=== Brano scelto ===
C’è una zona del mondo continuamente vessata dalle guerre e dai conflitti religiosi, dall’instabilità politica e dagli interessi economici divergenti di varie potenze economiche globali: il Medio Oriente. All’interno di quell’area, tuttavia, c’è un Paese che, nonostante le difficoltà del contesto geopolitico nel quale si colloca, negli ultimi 5 anni ha fatto registrare una crescita economica media del 3% annuo: si tratta di Israele. La galoppata economica – che ha fatto ridurre il tasso di disoccupazione al 4%, un valore universalmente riconosciuto come strutturale e dunque non eliminabile – soffia il vento in poppa al premier Netanyahu in vista delle elezioni della prossima primavera.
Il principale fattore che ha determinato questi risultati strabilianti è stato lo sviluppo del settore hi-tech, che impiega l’8% della forza lavoro, genera il 13% del PIL e il 50% delle esportazioni e che ha fatto di Israele la “Startup Nation” per antonomasia. Il Paese vanta infatti il più alto numero di startup pro capite, una ogni 290 abitanti, per un totale di 5890 aziende. Altri numeri eloquenti: la spesa israeliana in ricerca e sviluppo è pari al 4,1% del PIL (contro l’1,3% italiano), i laureati israeliani rappresentano il 48,8% della popolazione di età compresa tra i 25 e i 64 anni (contro il 17,5% dell’Italia) e i ricercatori sono 17,4 ogni 1000 abitanti (in Italia appena 4,9).
===
> Compito assegnato 1:
Rispondi alle seguenti domande sul brano:
(a) Quale crescita economica media annua ha registrato Israele negli ultimi 5 anni?
(b) Quante startup conta in totale il Paese?
(c) A quanto ammonta la spesa israeliana in ricerca e sviluppo in rapporto al PIL?
> Compito assegnato 2: Sostituisci "Medio Oriente" con "Vicino Oriente" e riscrivi la parte del brano che comincia con "C’è una zona" e termina con "della prossima primavera.".
L'elenco riportato più avanti è materiale a sé, distinto dal brano.
=== Materiale ===
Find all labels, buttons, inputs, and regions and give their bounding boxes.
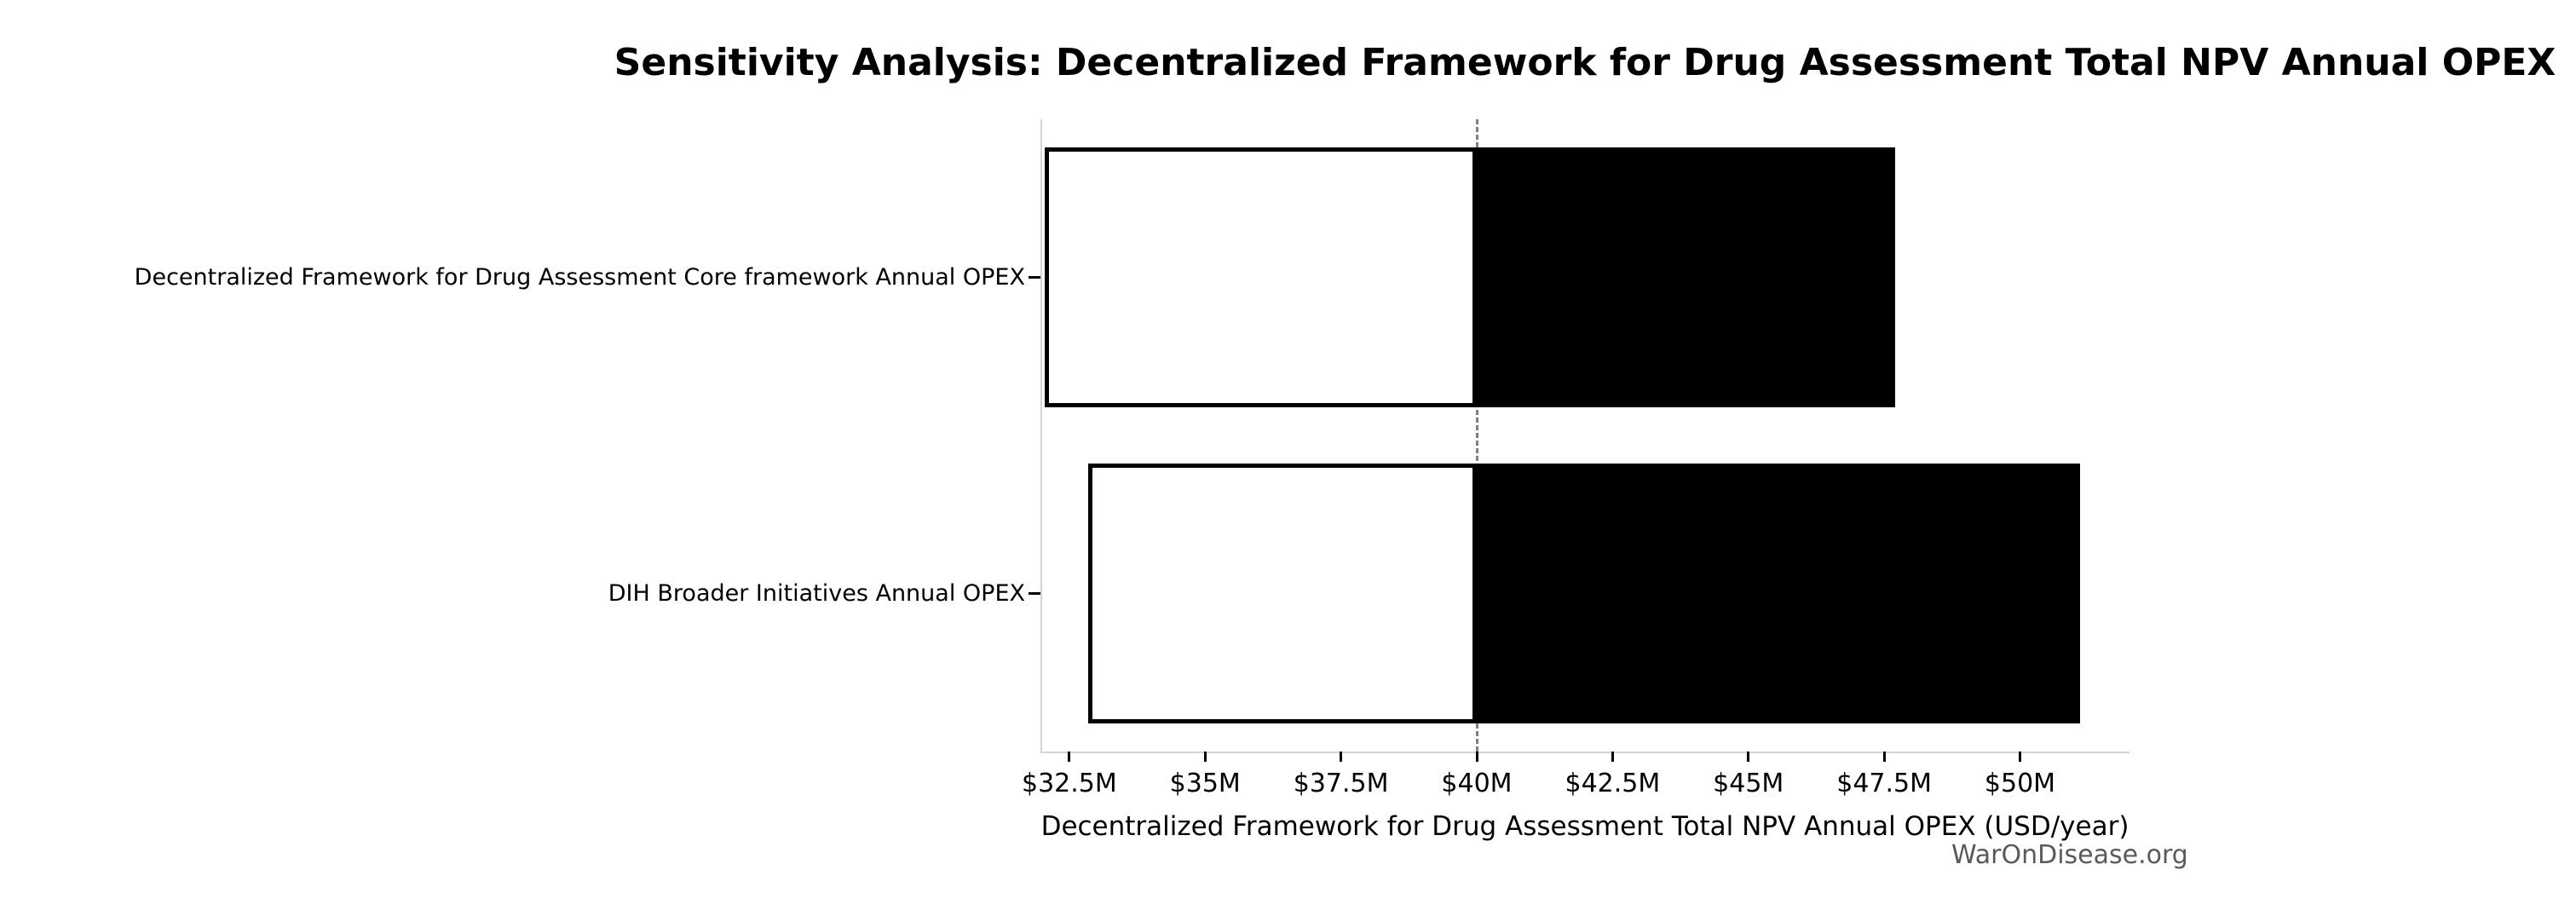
===
> Risultato atteso 1:
(a) Il 3% annuo.
(b) 5890 aziende.
(c) Il 4,1% del PIL.

> Risultato atteso 2:
C’è una zona del mondo continuamente vessata dalle guerre e dai conflitti religiosi, dall’instabilità politica e dagli interessi economici divergenti di varie potenze economiche globali: il Vicino Oriente. All’interno di quell’area, tuttavia, c’è un Paese che, nonostante le difficoltà del contesto geopolitico nel quale si colloca, negli ultimi 5 anni ha fatto registrare una crescita economica media del 3% annuo: si tratta di Israele. La galoppata economica – che ha fatto ridurre il tasso di disoccupazione al 4%, un valore universalmente riconosciuto come strutturale e dunque non eliminabile – soffia il vento in poppa al premier Netanyahu in vista delle elezioni della prossima primavera.